• [Short exercise]: Restate each of the lines below word for word and drop every picture.

[Start Records to use]

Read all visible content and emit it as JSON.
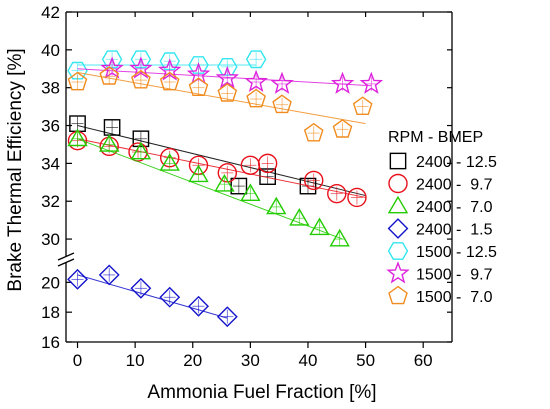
{
  "chart_data": {
    "type": "scatter",
    "xlabel": "Ammonia Fuel Fraction [%]",
    "ylabel": "Brake Thermal Efficiency [%]",
    "xlim": [
      -2,
      65
    ],
    "x_ticks": [
      0,
      10,
      20,
      30,
      40,
      50,
      60
    ],
    "ylim_upper": [
      29,
      42
    ],
    "ylim_lower": [
      16,
      21.5
    ],
    "y_ticks_upper": [
      30,
      32,
      34,
      36,
      38,
      40,
      42
    ],
    "y_ticks_lower": [
      16,
      18,
      20
    ],
    "grid": false,
    "legend_title": "RPM - BMEP",
    "legend_position": "right",
    "series": [
      {
        "name": "2400 - 12.5",
        "marker": "square",
        "color": "#000000",
        "x": [
          0,
          6,
          11,
          28,
          33,
          40
        ],
        "y": [
          36.1,
          35.9,
          35.3,
          32.8,
          33.3,
          32.8
        ],
        "fit": [
          [
            0,
            36.0
          ],
          [
            50,
            32.3
          ]
        ]
      },
      {
        "name": "2400 -  9.7",
        "marker": "circle",
        "color": "#e8101a",
        "x": [
          0,
          5.5,
          10.5,
          16,
          21,
          26,
          30,
          33,
          41,
          45,
          48.5
        ],
        "y": [
          35.2,
          34.9,
          34.6,
          34.3,
          33.9,
          33.5,
          33.9,
          34.0,
          33.1,
          32.4,
          32.2
        ],
        "fit": [
          [
            0,
            35.3
          ],
          [
            50,
            32.2
          ]
        ]
      },
      {
        "name": "2400 -  7.0",
        "marker": "triangle",
        "color": "#22cc00",
        "x": [
          0,
          5.5,
          11,
          16,
          21,
          25.5,
          30,
          34.5,
          38.5,
          42,
          45.5
        ],
        "y": [
          35.3,
          35.0,
          34.6,
          34.0,
          33.4,
          32.9,
          32.4,
          31.7,
          31.1,
          30.6,
          30.0
        ],
        "fit": [
          [
            0,
            35.3
          ],
          [
            46,
            30.0
          ]
        ]
      },
      {
        "name": "2400 -  1.5",
        "marker": "diamond",
        "color": "#1414cc",
        "x": [
          0,
          5.5,
          11,
          16,
          21,
          26
        ],
        "y": [
          20.2,
          20.5,
          19.6,
          19.0,
          18.4,
          17.7
        ],
        "fit": [
          [
            0,
            20.5
          ],
          [
            26,
            17.6
          ]
        ]
      },
      {
        "name": "1500 - 12.5",
        "marker": "hexagon",
        "color": "#33e6f0",
        "x": [
          0,
          6,
          11,
          16,
          21,
          26,
          31
        ],
        "y": [
          38.9,
          39.5,
          39.5,
          39.4,
          39.2,
          39.1,
          39.5
        ],
        "fit": [
          [
            0,
            39.2
          ],
          [
            31,
            39.2
          ]
        ]
      },
      {
        "name": "1500 -  9.7",
        "marker": "star",
        "color": "#dd22dd",
        "x": [
          6,
          11,
          16,
          21,
          26,
          31,
          35.5,
          46,
          51
        ],
        "y": [
          39.0,
          39.0,
          38.9,
          38.7,
          38.5,
          38.3,
          38.2,
          38.2,
          38.2
        ],
        "fit": [
          [
            0,
            39.0
          ],
          [
            51,
            38.1
          ]
        ]
      },
      {
        "name": "1500 -  7.0",
        "marker": "pentagon",
        "color": "#f08c1e",
        "x": [
          0,
          5.5,
          11,
          16,
          21,
          26,
          31,
          35.5,
          41,
          46,
          49.5
        ],
        "y": [
          38.3,
          38.6,
          38.4,
          38.3,
          38.0,
          37.7,
          37.4,
          37.1,
          35.6,
          35.8,
          37.0
        ],
        "fit": [
          [
            0,
            38.8
          ],
          [
            50,
            36.1
          ]
        ]
      }
    ]
  }
}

[End Records to use]

• [The response]:
Read all visible content and emit it as JSON.
{
  "chart_data": {
    "type": "scatter",
    "xlabel": "Ammonia Fuel Fraction [%]",
    "ylabel": "Brake Thermal Efficiency [%]",
    "xlim": [
      -2,
      65
    ],
    "x_ticks": [
      0,
      10,
      20,
      30,
      40,
      50,
      60
    ],
    "ylim_upper": [
      29,
      42
    ],
    "ylim_lower": [
      16,
      21.5
    ],
    "y_ticks_upper": [
      30,
      32,
      34,
      36,
      38,
      40,
      42
    ],
    "y_ticks_lower": [
      16,
      18,
      20
    ],
    "grid": false,
    "legend_title": "RPM - BMEP",
    "legend_position": "right",
    "series": [
      {
        "name": "2400 - 12.5",
        "marker": "square",
        "color": "#000000",
        "x": [
          0,
          6,
          11,
          28,
          33,
          40
        ],
        "y": [
          36.1,
          35.9,
          35.3,
          32.8,
          33.3,
          32.8
        ],
        "fit": [
          [
            0,
            36.0
          ],
          [
            50,
            32.3
          ]
        ]
      },
      {
        "name": "2400 -  9.7",
        "marker": "circle",
        "color": "#e8101a",
        "x": [
          0,
          5.5,
          10.5,
          16,
          21,
          26,
          30,
          33,
          41,
          45,
          48.5
        ],
        "y": [
          35.2,
          34.9,
          34.6,
          34.3,
          33.9,
          33.5,
          33.9,
          34.0,
          33.1,
          32.4,
          32.2
        ],
        "fit": [
          [
            0,
            35.3
          ],
          [
            50,
            32.2
          ]
        ]
      },
      {
        "name": "2400 -  7.0",
        "marker": "triangle",
        "color": "#22cc00",
        "x": [
          0,
          5.5,
          11,
          16,
          21,
          25.5,
          30,
          34.5,
          38.5,
          42,
          45.5
        ],
        "y": [
          35.3,
          35.0,
          34.6,
          34.0,
          33.4,
          32.9,
          32.4,
          31.7,
          31.1,
          30.6,
          30.0
        ],
        "fit": [
          [
            0,
            35.3
          ],
          [
            46,
            30.0
          ]
        ]
      },
      {
        "name": "2400 -  1.5",
        "marker": "diamond",
        "color": "#1414cc",
        "x": [
          0,
          5.5,
          11,
          16,
          21,
          26
        ],
        "y": [
          20.2,
          20.5,
          19.6,
          19.0,
          18.4,
          17.7
        ],
        "fit": [
          [
            0,
            20.5
          ],
          [
            26,
            17.6
          ]
        ]
      },
      {
        "name": "1500 - 12.5",
        "marker": "hexagon",
        "color": "#33e6f0",
        "x": [
          0,
          6,
          11,
          16,
          21,
          26,
          31
        ],
        "y": [
          38.9,
          39.5,
          39.5,
          39.4,
          39.2,
          39.1,
          39.5
        ],
        "fit": [
          [
            0,
            39.2
          ],
          [
            31,
            39.2
          ]
        ]
      },
      {
        "name": "1500 -  9.7",
        "marker": "star",
        "color": "#dd22dd",
        "x": [
          6,
          11,
          16,
          21,
          26,
          31,
          35.5,
          46,
          51
        ],
        "y": [
          39.0,
          39.0,
          38.9,
          38.7,
          38.5,
          38.3,
          38.2,
          38.2,
          38.2
        ],
        "fit": [
          [
            0,
            39.0
          ],
          [
            51,
            38.1
          ]
        ]
      },
      {
        "name": "1500 -  7.0",
        "marker": "pentagon",
        "color": "#f08c1e",
        "x": [
          0,
          5.5,
          11,
          16,
          21,
          26,
          31,
          35.5,
          41,
          46,
          49.5
        ],
        "y": [
          38.3,
          38.6,
          38.4,
          38.3,
          38.0,
          37.7,
          37.4,
          37.1,
          35.6,
          35.8,
          37.0
        ],
        "fit": [
          [
            0,
            38.8
          ],
          [
            50,
            36.1
          ]
        ]
      }
    ]
  }
}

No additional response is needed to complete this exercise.